INFORMATION SUPPLIED:
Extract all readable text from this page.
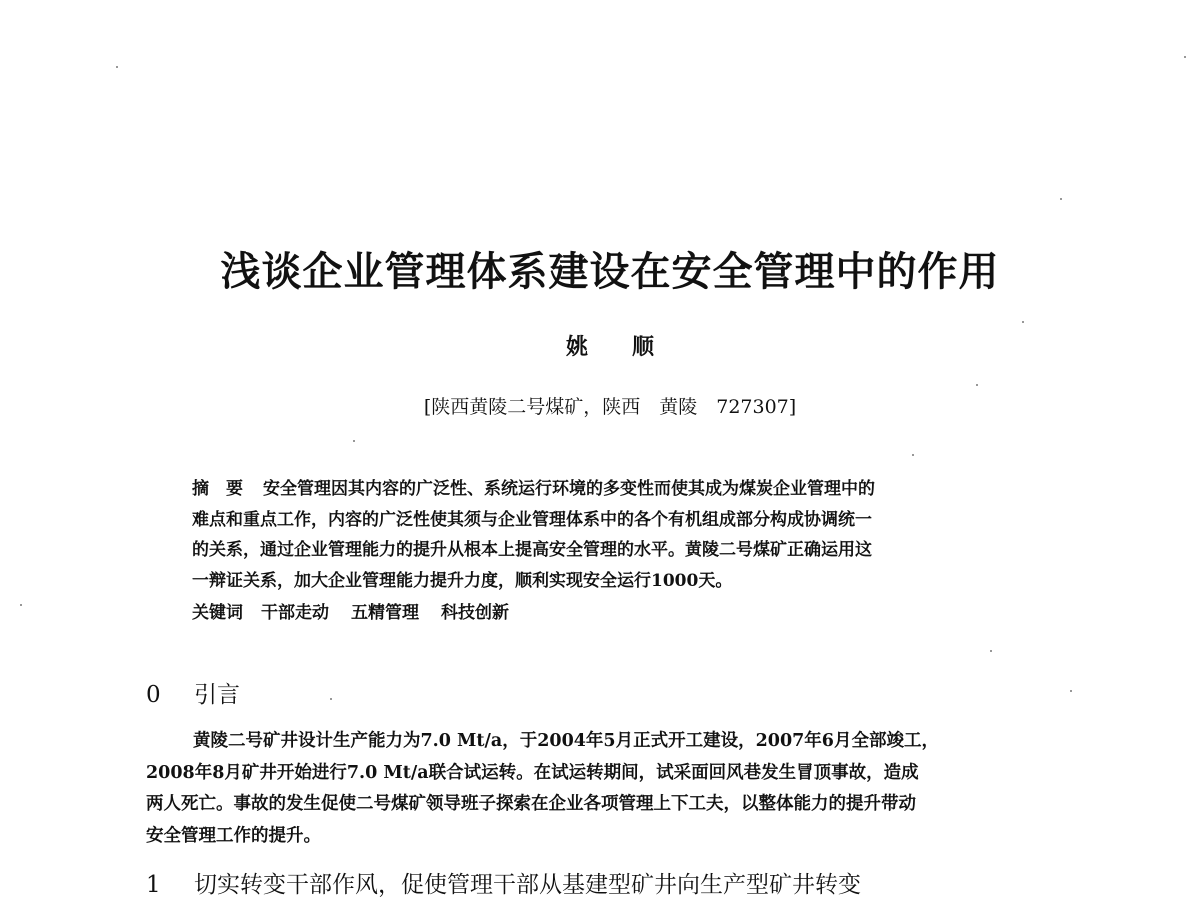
浅谈企业管理体系建设在安全管理中的作用
姚　　顺
[陕西黄陵二号煤矿，陕西　黄陵　727307]
摘　要 安全管理因其内容的广泛性、系统运行环境的多变性而使其成为煤炭企业管理中的
难点和重点工作，内容的广泛性使其须与企业管理体系中的各个有机组成部分构成协调统一
的关系，通过企业管理能力的提升从根本上提高安全管理的水平。黄陵二号煤矿正确运用这
一辩证关系，加大企业管理能力提升力度，顺利实现安全运行1000天。
关键词 干部走动 五精管理 科技创新
0 引言
黄陵二号矿井设计生产能力为7.0 Mt/a，于2004年5月正式开工建设，2007年6月全部竣工，
2008年8月矿井开始进行7.0 Mt/a联合试运转。在试运转期间，试采面回风巷发生冒顶事故，造成
两人死亡。事故的发生促使二号煤矿领导班子探索在企业各项管理上下工夫，以整体能力的提升带动
安全管理工作的提升。
1 切实转变干部作风，促使管理干部从基建型矿井向生产型矿井转变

GOAL:
Copy the listing word for word, excluding its pictures.

THE RESPONSE:
Extract all readable text from this page.
浅谈企业管理体系建设在安全管理中的作用
姚　　顺
[陕西黄陵二号煤矿，陕西　黄陵　727307]
摘　要 安全管理因其内容的广泛性、系统运行环境的多变性而使其成为煤炭企业管理中的
难点和重点工作，内容的广泛性使其须与企业管理体系中的各个有机组成部分构成协调统一
的关系，通过企业管理能力的提升从根本上提高安全管理的水平。黄陵二号煤矿正确运用这
一辩证关系，加大企业管理能力提升力度，顺利实现安全运行1000天。
关键词 干部走动 五精管理 科技创新
0 引言
黄陵二号矿井设计生产能力为7.0 Mt/a，于2004年5月正式开工建设，2007年6月全部竣工，
2008年8月矿井开始进行7.0 Mt/a联合试运转。在试运转期间，试采面回风巷发生冒顶事故，造成
两人死亡。事故的发生促使二号煤矿领导班子探索在企业各项管理上下工夫，以整体能力的提升带动
安全管理工作的提升。
1 切实转变干部作风，促使管理干部从基建型矿井向生产型矿井转变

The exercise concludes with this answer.